_Data_:
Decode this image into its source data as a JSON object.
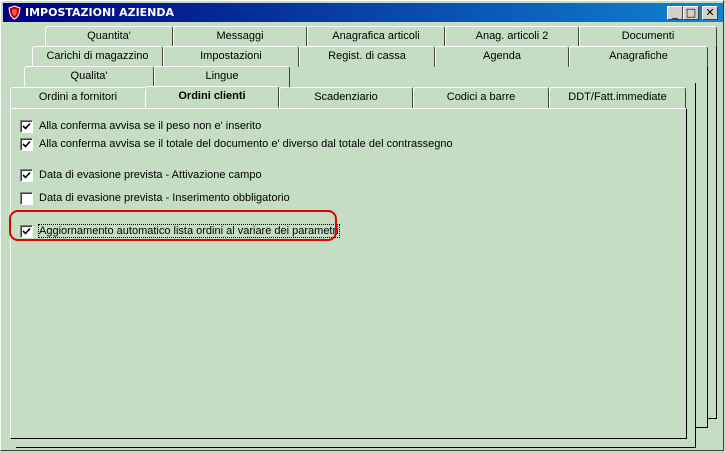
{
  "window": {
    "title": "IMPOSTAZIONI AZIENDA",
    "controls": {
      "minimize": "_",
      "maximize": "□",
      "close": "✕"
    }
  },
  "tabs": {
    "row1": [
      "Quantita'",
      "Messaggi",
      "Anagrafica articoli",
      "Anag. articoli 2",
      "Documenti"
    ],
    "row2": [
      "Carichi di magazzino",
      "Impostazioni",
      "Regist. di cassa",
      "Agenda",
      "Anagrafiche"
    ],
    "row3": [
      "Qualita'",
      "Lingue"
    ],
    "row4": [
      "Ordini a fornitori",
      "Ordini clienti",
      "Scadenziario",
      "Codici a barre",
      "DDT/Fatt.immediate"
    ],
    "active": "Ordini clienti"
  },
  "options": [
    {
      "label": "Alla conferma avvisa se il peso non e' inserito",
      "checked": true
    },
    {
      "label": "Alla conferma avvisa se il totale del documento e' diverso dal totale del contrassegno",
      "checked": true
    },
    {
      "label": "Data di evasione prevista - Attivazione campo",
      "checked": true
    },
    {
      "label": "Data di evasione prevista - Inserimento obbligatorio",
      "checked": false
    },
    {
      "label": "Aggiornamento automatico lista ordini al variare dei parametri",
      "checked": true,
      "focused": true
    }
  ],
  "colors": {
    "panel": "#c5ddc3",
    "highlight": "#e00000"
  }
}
--
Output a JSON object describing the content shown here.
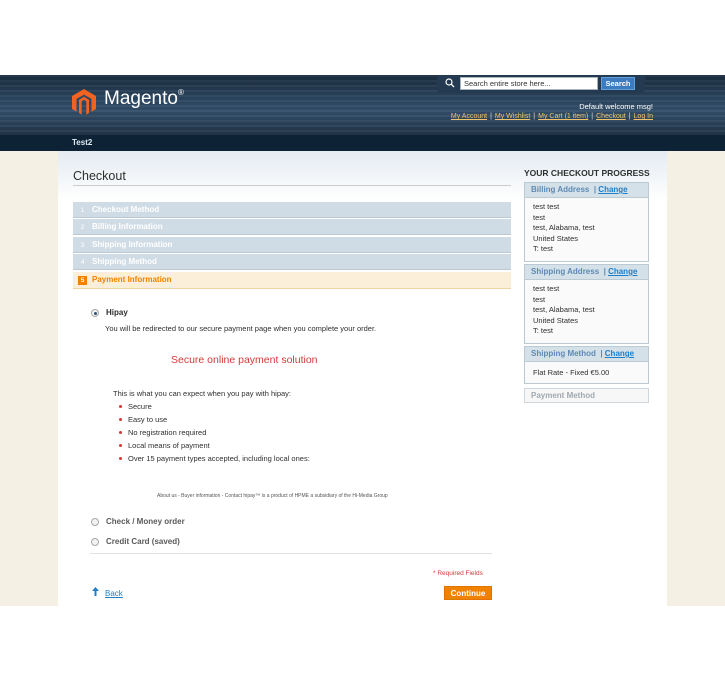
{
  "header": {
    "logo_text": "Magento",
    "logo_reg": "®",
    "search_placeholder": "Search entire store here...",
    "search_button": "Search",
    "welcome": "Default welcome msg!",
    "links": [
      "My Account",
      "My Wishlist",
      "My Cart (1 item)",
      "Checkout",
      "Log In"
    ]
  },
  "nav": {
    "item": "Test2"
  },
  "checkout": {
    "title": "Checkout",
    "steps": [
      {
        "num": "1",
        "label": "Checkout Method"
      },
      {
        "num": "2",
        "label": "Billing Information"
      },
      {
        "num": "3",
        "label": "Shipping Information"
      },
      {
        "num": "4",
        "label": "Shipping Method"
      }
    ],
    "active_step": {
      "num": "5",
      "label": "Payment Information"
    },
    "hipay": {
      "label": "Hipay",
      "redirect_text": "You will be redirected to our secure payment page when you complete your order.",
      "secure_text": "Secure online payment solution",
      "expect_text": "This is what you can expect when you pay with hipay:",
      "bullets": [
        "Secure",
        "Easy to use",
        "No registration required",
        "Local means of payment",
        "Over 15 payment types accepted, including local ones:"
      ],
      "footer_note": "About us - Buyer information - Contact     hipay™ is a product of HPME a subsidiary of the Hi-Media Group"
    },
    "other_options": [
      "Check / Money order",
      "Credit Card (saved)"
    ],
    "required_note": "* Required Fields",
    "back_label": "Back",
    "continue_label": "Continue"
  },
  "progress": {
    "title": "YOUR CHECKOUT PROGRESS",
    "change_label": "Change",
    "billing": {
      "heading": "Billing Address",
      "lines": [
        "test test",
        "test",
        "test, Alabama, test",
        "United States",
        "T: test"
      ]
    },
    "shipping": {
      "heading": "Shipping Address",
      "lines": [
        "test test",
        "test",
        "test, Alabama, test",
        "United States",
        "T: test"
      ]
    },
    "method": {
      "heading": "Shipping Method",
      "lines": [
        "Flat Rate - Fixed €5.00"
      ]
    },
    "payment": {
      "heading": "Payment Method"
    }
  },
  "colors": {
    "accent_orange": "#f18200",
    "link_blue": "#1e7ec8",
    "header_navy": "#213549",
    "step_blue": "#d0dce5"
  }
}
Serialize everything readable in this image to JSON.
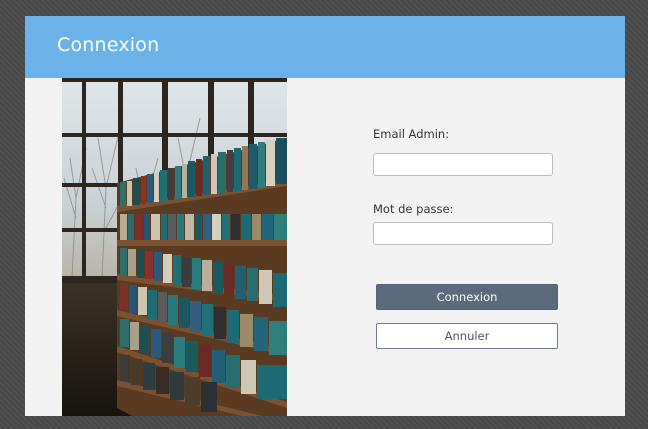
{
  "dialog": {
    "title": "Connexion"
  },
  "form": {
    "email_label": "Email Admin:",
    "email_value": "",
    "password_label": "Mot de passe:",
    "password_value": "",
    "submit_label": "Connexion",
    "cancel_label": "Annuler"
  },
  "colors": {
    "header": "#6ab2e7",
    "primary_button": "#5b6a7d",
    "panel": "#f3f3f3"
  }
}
---
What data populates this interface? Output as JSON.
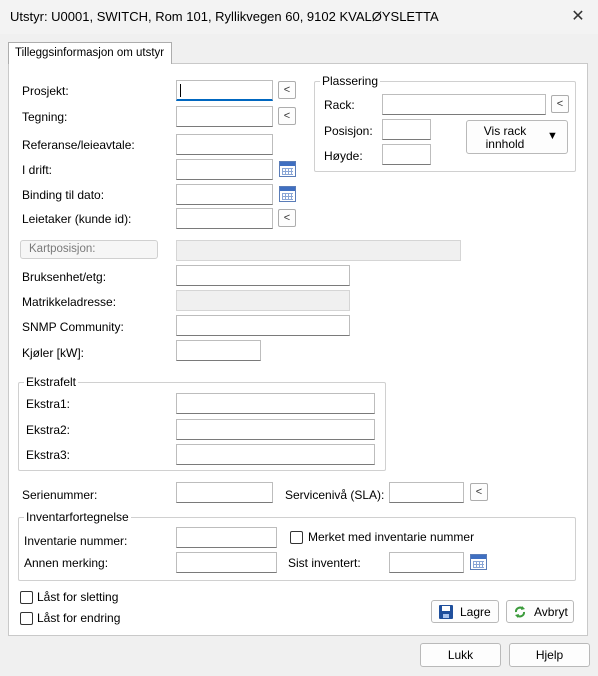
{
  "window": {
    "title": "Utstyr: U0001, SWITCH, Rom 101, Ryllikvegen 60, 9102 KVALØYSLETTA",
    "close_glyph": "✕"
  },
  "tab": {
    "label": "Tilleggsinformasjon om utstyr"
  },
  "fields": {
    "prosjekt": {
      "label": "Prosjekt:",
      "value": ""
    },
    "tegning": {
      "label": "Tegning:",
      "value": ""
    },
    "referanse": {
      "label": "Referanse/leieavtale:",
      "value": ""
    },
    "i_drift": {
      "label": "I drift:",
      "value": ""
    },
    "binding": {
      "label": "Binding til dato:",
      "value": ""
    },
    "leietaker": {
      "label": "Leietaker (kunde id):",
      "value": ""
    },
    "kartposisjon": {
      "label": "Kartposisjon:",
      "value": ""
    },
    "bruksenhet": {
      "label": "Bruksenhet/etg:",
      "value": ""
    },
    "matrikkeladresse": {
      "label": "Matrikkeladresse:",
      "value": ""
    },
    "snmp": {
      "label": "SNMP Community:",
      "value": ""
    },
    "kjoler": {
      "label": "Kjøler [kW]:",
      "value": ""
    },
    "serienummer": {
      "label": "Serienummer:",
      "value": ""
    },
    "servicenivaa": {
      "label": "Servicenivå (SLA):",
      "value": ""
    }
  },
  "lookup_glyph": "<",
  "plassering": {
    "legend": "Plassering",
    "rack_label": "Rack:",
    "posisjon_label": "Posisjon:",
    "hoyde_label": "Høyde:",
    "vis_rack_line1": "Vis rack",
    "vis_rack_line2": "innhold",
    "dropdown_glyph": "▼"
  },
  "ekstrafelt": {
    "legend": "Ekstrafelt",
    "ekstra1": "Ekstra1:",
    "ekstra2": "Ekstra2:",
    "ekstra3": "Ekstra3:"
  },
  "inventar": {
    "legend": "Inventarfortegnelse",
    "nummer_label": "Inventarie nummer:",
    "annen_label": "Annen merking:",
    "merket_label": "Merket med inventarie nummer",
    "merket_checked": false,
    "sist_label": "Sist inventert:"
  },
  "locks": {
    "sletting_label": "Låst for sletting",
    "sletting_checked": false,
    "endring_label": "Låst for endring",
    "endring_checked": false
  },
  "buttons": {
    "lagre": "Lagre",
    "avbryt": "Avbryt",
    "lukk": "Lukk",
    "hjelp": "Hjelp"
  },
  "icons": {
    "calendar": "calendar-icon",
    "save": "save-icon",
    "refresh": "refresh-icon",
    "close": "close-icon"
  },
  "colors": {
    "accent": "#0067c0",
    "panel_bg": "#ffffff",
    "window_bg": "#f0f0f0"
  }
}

_Exercise directions_:
Among the entries above, how many lines hold the string "heading"? Give the number by itself.

_The result_:
4